All entries must be extracted exactly, with nothing added or dropped.

[Stored entries]
______
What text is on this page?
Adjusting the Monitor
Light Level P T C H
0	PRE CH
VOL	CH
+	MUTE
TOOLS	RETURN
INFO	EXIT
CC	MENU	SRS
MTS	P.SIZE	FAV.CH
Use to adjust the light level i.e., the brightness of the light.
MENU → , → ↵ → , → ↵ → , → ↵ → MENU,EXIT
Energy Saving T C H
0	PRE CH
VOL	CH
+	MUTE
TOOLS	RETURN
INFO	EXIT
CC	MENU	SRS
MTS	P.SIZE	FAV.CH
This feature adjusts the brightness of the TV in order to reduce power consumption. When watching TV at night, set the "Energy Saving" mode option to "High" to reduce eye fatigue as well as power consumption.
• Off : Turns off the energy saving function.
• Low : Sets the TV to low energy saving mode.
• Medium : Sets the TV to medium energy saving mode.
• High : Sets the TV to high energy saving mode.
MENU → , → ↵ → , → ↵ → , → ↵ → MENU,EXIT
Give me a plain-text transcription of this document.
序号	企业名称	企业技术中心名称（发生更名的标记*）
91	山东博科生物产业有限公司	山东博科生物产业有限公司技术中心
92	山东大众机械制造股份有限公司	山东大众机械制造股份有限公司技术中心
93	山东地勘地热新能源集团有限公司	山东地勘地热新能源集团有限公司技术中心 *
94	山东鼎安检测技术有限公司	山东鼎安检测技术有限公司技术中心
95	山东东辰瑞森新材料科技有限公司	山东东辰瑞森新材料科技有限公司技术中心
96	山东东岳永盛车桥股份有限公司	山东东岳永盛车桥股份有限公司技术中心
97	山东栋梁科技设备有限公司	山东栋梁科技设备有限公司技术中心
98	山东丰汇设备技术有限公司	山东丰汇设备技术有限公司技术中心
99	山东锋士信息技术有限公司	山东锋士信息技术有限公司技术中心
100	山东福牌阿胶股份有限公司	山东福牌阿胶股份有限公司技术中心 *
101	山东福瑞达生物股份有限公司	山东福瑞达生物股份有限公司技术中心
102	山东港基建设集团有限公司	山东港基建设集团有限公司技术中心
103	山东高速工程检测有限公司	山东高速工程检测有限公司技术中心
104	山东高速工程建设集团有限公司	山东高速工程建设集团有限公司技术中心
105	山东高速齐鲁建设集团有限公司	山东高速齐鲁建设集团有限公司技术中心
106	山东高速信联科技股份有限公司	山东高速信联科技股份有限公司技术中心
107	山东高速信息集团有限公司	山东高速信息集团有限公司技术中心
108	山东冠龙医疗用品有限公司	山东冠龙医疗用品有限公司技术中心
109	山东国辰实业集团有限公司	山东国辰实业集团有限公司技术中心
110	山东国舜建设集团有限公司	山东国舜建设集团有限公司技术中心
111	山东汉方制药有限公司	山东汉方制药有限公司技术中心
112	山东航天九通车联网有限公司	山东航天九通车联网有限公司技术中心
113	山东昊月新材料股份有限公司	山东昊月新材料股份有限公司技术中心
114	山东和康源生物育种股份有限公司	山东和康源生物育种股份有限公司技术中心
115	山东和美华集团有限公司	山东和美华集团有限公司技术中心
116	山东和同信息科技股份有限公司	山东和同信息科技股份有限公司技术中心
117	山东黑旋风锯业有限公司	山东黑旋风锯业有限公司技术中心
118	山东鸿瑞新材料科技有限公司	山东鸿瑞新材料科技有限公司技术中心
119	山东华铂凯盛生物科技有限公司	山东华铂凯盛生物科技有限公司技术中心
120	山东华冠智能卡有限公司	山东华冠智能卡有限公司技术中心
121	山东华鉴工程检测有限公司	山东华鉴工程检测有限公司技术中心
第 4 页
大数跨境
______
## Solution
What text is on this page?
Adjusting the Monitor
Light Level P T C H
0	PRE CH
VOL	CH
+	MUTE
TOOLS	RETURN
INFO	EXIT
CC	MENU	SRS
MTS	P.SIZE	FAV.CH
Use to adjust the light level i.e., the brightness of the light.
MENU → , → ↵ → , → ↵ → , → ↵ → MENU,EXIT
Energy Saving T C H
0	PRE CH
VOL	CH
+	MUTE
TOOLS	RETURN
INFO	EXIT
CC	MENU	SRS
MTS	P.SIZE	FAV.CH
This feature adjusts the brightness of the TV in order to reduce power consumption. When watching TV at night, set the "Energy Saving" mode option to "High" to reduce eye fatigue as well as power consumption.
• Off : Turns off the energy saving function.
• Low : Sets the TV to low energy saving mode.
• Medium : Sets the TV to medium energy saving mode.
• High : Sets the TV to high energy saving mode.
MENU → , → ↵ → , → ↵ → , → ↵ → MENU,EXIT
Give me a plain-text transcription of this document.
序号	企业名称	企业技术中心名称（发生更名的标记*）
91	山东博科生物产业有限公司	山东博科生物产业有限公司技术中心
92	山东大众机械制造股份有限公司	山东大众机械制造股份有限公司技术中心
93	山东地勘地热新能源集团有限公司	山东地勘地热新能源集团有限公司技术中心 *
94	山东鼎安检测技术有限公司	山东鼎安检测技术有限公司技术中心
95	山东东辰瑞森新材料科技有限公司	山东东辰瑞森新材料科技有限公司技术中心
96	山东东岳永盛车桥股份有限公司	山东东岳永盛车桥股份有限公司技术中心
97	山东栋梁科技设备有限公司	山东栋梁科技设备有限公司技术中心
98	山东丰汇设备技术有限公司	山东丰汇设备技术有限公司技术中心
99	山东锋士信息技术有限公司	山东锋士信息技术有限公司技术中心
100	山东福牌阿胶股份有限公司	山东福牌阿胶股份有限公司技术中心 *
101	山东福瑞达生物股份有限公司	山东福瑞达生物股份有限公司技术中心
102	山东港基建设集团有限公司	山东港基建设集团有限公司技术中心
103	山东高速工程检测有限公司	山东高速工程检测有限公司技术中心
104	山东高速工程建设集团有限公司	山东高速工程建设集团有限公司技术中心
105	山东高速齐鲁建设集团有限公司	山东高速齐鲁建设集团有限公司技术中心
106	山东高速信联科技股份有限公司	山东高速信联科技股份有限公司技术中心
107	山东高速信息集团有限公司	山东高速信息集团有限公司技术中心
108	山东冠龙医疗用品有限公司	山东冠龙医疗用品有限公司技术中心
109	山东国辰实业集团有限公司	山东国辰实业集团有限公司技术中心
110	山东国舜建设集团有限公司	山东国舜建设集团有限公司技术中心
111	山东汉方制药有限公司	山东汉方制药有限公司技术中心
112	山东航天九通车联网有限公司	山东航天九通车联网有限公司技术中心
113	山东昊月新材料股份有限公司	山东昊月新材料股份有限公司技术中心
114	山东和康源生物育种股份有限公司	山东和康源生物育种股份有限公司技术中心
115	山东和美华集团有限公司	山东和美华集团有限公司技术中心
116	山东和同信息科技股份有限公司	山东和同信息科技股份有限公司技术中心
117	山东黑旋风锯业有限公司	山东黑旋风锯业有限公司技术中心
118	山东鸿瑞新材料科技有限公司	山东鸿瑞新材料科技有限公司技术中心
119	山东华铂凯盛生物科技有限公司	山东华铂凯盛生物科技有限公司技术中心
120	山东华冠智能卡有限公司	山东华冠智能卡有限公司技术中心
121	山东华鉴工程检测有限公司	山东华鉴工程检测有限公司技术中心
第 4 页
大数跨境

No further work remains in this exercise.